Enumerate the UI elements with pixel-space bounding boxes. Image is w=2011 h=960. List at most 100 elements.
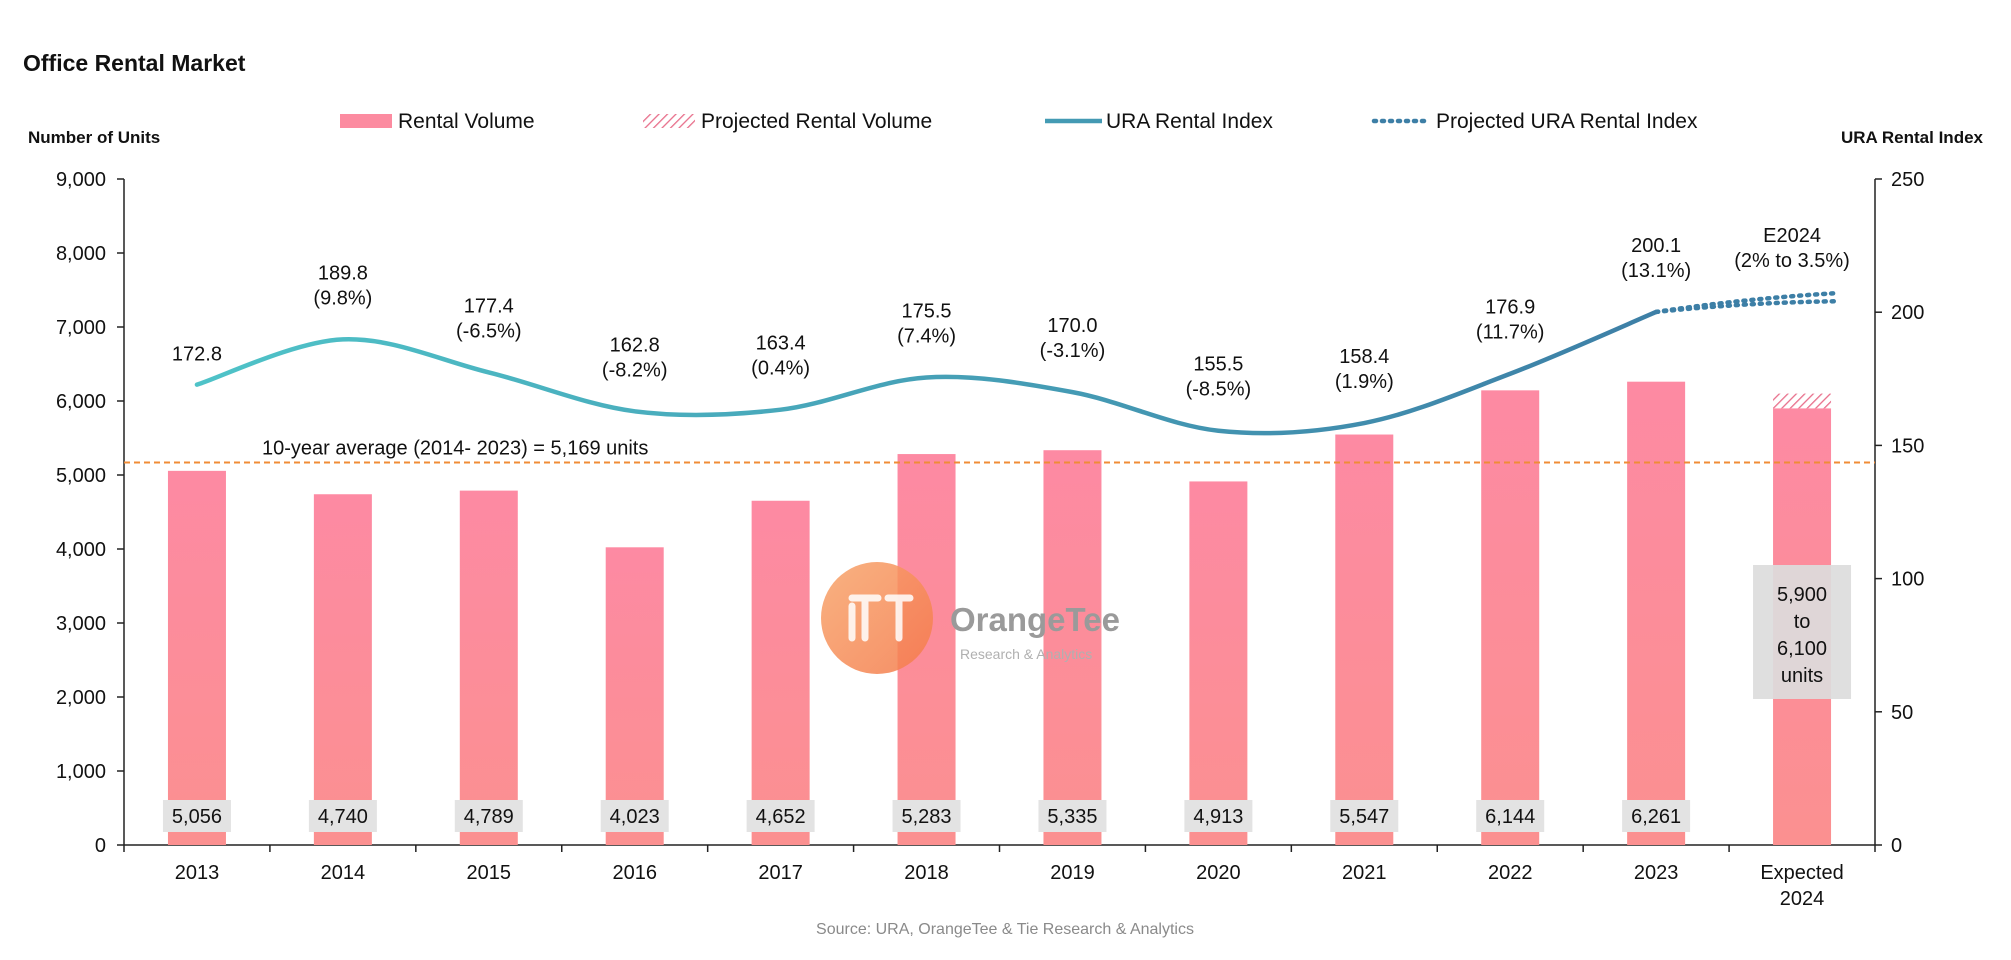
legend-item-projected-ura-rental-index: Projected URA Rental Index	[1371, 110, 1698, 133]
bar-value-label: 4,789	[464, 806, 514, 828]
watermark-logo-mark	[848, 594, 914, 642]
index-value-label: 176.9	[1485, 297, 1535, 319]
bar-value-label: 5,283	[902, 806, 952, 828]
bar-value-label-box	[1038, 800, 1107, 832]
index-change-label: (-6.5%)	[456, 320, 522, 342]
y2-tick-label: 50	[1891, 702, 1913, 724]
watermark-name: OrangeTee	[950, 601, 1120, 638]
index-value-label: 155.5	[1193, 354, 1243, 376]
bar-value-label: 4,740	[318, 806, 368, 828]
bar-rental-volume	[459, 490, 518, 845]
watermark-logo	[821, 562, 933, 674]
x-tick-label: 2015	[467, 862, 512, 884]
projected-index-label: (2% to 3.5%)	[1734, 250, 1850, 272]
x-tick-label: 2013	[175, 862, 220, 884]
y-tick-label: 2,000	[56, 687, 106, 709]
bar-value-label-box	[892, 800, 961, 832]
y-tick-label: 4,000	[56, 539, 106, 561]
bar-rental-volume	[1043, 450, 1102, 845]
projected-value-label: 5,900	[1777, 584, 1827, 606]
legend: Rental Volume Projected Rental Volume UR…	[340, 110, 1698, 133]
index-value-label: 163.4	[756, 333, 806, 355]
bar-rental-volume	[313, 494, 372, 845]
projected-value-label: 6,100	[1777, 638, 1827, 660]
legend-item-projected-rental-volume: Projected Rental Volume	[643, 110, 932, 133]
source-note: Source: URA, OrangeTee & Tie Research & …	[816, 921, 1194, 938]
y2-axis-title: URA Rental Index	[1841, 128, 1984, 147]
x-tick-label-projected: 2024	[1780, 888, 1825, 910]
index-value-label: 170.0	[1047, 315, 1097, 337]
bar-value-label-box	[454, 800, 523, 832]
average-line-group: 10-year average (2014- 2023) = 5,169 uni…	[124, 437, 1875, 464]
line-projected-ura-rental-index	[1653, 291, 1837, 315]
index-value-label: 175.5	[902, 300, 952, 322]
bar-value-label: 6,261	[1631, 806, 1681, 828]
x-tick-label: 2019	[1050, 862, 1095, 884]
y2-tick-label: 100	[1891, 569, 1924, 591]
bar-value-label-box	[1184, 800, 1253, 832]
bar-value-label-box	[600, 800, 669, 832]
index-change-label: (1.9%)	[1335, 371, 1394, 393]
index-change-label: (9.8%)	[313, 287, 372, 309]
y-tick-label: 6,000	[56, 391, 106, 413]
bar-rental-volume	[1627, 381, 1686, 845]
y-tick-label: 0	[95, 835, 106, 857]
index-value-label: 189.8	[318, 262, 368, 284]
bar-value-label-box	[746, 800, 815, 832]
index-value-label: 200.1	[1631, 235, 1681, 257]
bar-value-label: 5,335	[1047, 806, 1097, 828]
y2-tick-label: 0	[1891, 835, 1902, 857]
axes: 0 1,000 2,000 3,000 4,000 5,000 6,000 7,000 8,00…	[56, 169, 1924, 910]
x-tick-label: 2014	[321, 862, 366, 884]
y2-tick-label: 200	[1891, 302, 1924, 324]
legend-swatch-projected-rental-volume	[643, 114, 695, 128]
legend-label-projected-ura-rental-index: Projected URA Rental Index	[1436, 110, 1698, 133]
index-value-label: 177.4	[464, 295, 514, 317]
index-value-label: 158.4	[1339, 346, 1389, 368]
bar-rental-volume	[167, 470, 226, 845]
bar-rental-volume	[1335, 434, 1394, 845]
projected-index-label: E2024	[1763, 225, 1821, 247]
bar-rental-volume	[1189, 481, 1248, 845]
data-labels: 172.8 189.8 (9.8%) 177.4 (-6.5%) 162.8 (-8.2%)…	[172, 225, 1850, 401]
watermark-subtitle: Research & Analytics	[960, 646, 1092, 662]
projected-value-label: units	[1781, 665, 1823, 687]
bar-value-label-box	[162, 800, 231, 832]
chart-title: Office Rental Market	[23, 50, 246, 76]
y-tick-label: 1,000	[56, 761, 106, 783]
legend-label-projected-rental-volume: Projected Rental Volume	[701, 110, 932, 133]
y-tick-label: 3,000	[56, 613, 106, 635]
index-change-label: (-8.2%)	[602, 359, 668, 381]
index-lines	[194, 291, 1837, 436]
x-tick-label: 2021	[1342, 862, 1387, 884]
x-tick-label-projected: Expected	[1760, 862, 1843, 884]
index-change-label: (13.1%)	[1621, 260, 1691, 282]
index-change-label: (0.4%)	[751, 358, 810, 380]
bars: 5,056 4,740 4,789 4,023 4,652 5,283 5,335 4,913…	[162, 381, 1852, 845]
y-tick-label: 8,000	[56, 243, 106, 265]
bar-value-label: 4,023	[610, 806, 660, 828]
bar-value-label-box	[308, 800, 377, 832]
x-tick-label: 2017	[758, 862, 803, 884]
index-value-label: 172.8	[172, 344, 222, 366]
projected-value-label: to	[1794, 611, 1811, 633]
bar-value-label: 5,547	[1339, 806, 1389, 828]
average-line-label: 10-year average (2014- 2023) = 5,169 uni…	[262, 437, 648, 459]
bar-rental-volume	[605, 547, 664, 845]
bar-projected-rental-volume-hatched	[1773, 393, 1832, 409]
legend-label-rental-volume: Rental Volume	[398, 110, 535, 133]
bar-value-label: 5,056	[172, 806, 222, 828]
x-tick-label: 2023	[1634, 862, 1679, 884]
y-tick-label: 7,000	[56, 317, 106, 339]
bar-rental-volume	[751, 500, 810, 845]
y-tick-label: 9,000	[56, 169, 106, 191]
legend-label-ura-rental-index: URA Rental Index	[1106, 110, 1273, 133]
index-change-label: (-3.1%)	[1040, 340, 1106, 362]
bar-rental-volume	[1481, 390, 1540, 845]
y-tick-label: 5,000	[56, 465, 106, 487]
bar-value-label-box	[1330, 800, 1399, 832]
y2-tick-label: 150	[1891, 435, 1924, 457]
legend-item-rental-volume: Rental Volume	[340, 110, 535, 133]
x-tick-label: 2016	[612, 862, 657, 884]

——————

■ What is required
Rewrite the records beginning at the line that contains "legend-item-projected-ura-rental-index: Projected URA" and stopping after the line that contains "381, 1686, 845]", replacing "index-change-label" with "index-delta-label" and keeping everything else the same.

■ Answer to this task
legend-item-projected-ura-rental-index: Projected URA Rental Index	[1371, 110, 1698, 133]
bar-value-label: 4,789	[464, 806, 514, 828]
watermark-logo-mark	[848, 594, 914, 642]
index-value-label: 176.9	[1485, 297, 1535, 319]
bar-value-label: 5,283	[902, 806, 952, 828]
bar-value-label-box	[1038, 800, 1107, 832]
index-delta-label: (-6.5%)	[456, 320, 522, 342]
y2-tick-label: 50	[1891, 702, 1913, 724]
watermark-name: OrangeTee	[950, 601, 1120, 638]
index-value-label: 155.5	[1193, 354, 1243, 376]
bar-value-label: 4,740	[318, 806, 368, 828]
bar-rental-volume	[459, 490, 518, 845]
watermark-logo	[821, 562, 933, 674]
x-tick-label: 2015	[467, 862, 512, 884]
projected-index-label: (2% to 3.5%)	[1734, 250, 1850, 272]
x-tick-label: 2013	[175, 862, 220, 884]
y-tick-label: 2,000	[56, 687, 106, 709]
bar-value-label-box	[892, 800, 961, 832]
y-tick-label: 4,000	[56, 539, 106, 561]
bar-rental-volume	[1043, 450, 1102, 845]
projected-value-label: 5,900	[1777, 584, 1827, 606]
legend: Rental Volume Projected Rental Volume UR…	[340, 110, 1698, 133]
index-value-label: 163.4	[756, 333, 806, 355]
bar-rental-volume	[313, 494, 372, 845]
projected-value-label: 6,100	[1777, 638, 1827, 660]
legend-item-projected-rental-volume: Projected Rental Volume	[643, 110, 932, 133]
source-note: Source: URA, OrangeTee & Tie Research & …	[816, 921, 1194, 938]
y2-axis-title: URA Rental Index	[1841, 128, 1984, 147]
x-tick-label-projected: 2024	[1780, 888, 1825, 910]
index-value-label: 170.0	[1047, 315, 1097, 337]
bar-value-label-box	[454, 800, 523, 832]
average-line-group: 10-year average (2014- 2023) = 5,169 uni…	[124, 437, 1875, 464]
line-projected-ura-rental-index	[1653, 291, 1837, 315]
index-value-label: 175.5	[902, 300, 952, 322]
bar-value-label: 6,261	[1631, 806, 1681, 828]
x-tick-label: 2019	[1050, 862, 1095, 884]
y2-tick-label: 100	[1891, 569, 1924, 591]
bar-value-label-box	[1184, 800, 1253, 832]
bar-value-label-box	[600, 800, 669, 832]
index-delta-label: (1.9%)	[1335, 371, 1394, 393]
index-delta-label: (9.8%)	[313, 287, 372, 309]
y-tick-label: 6,000	[56, 391, 106, 413]
bar-rental-volume	[1627, 381, 1686, 845]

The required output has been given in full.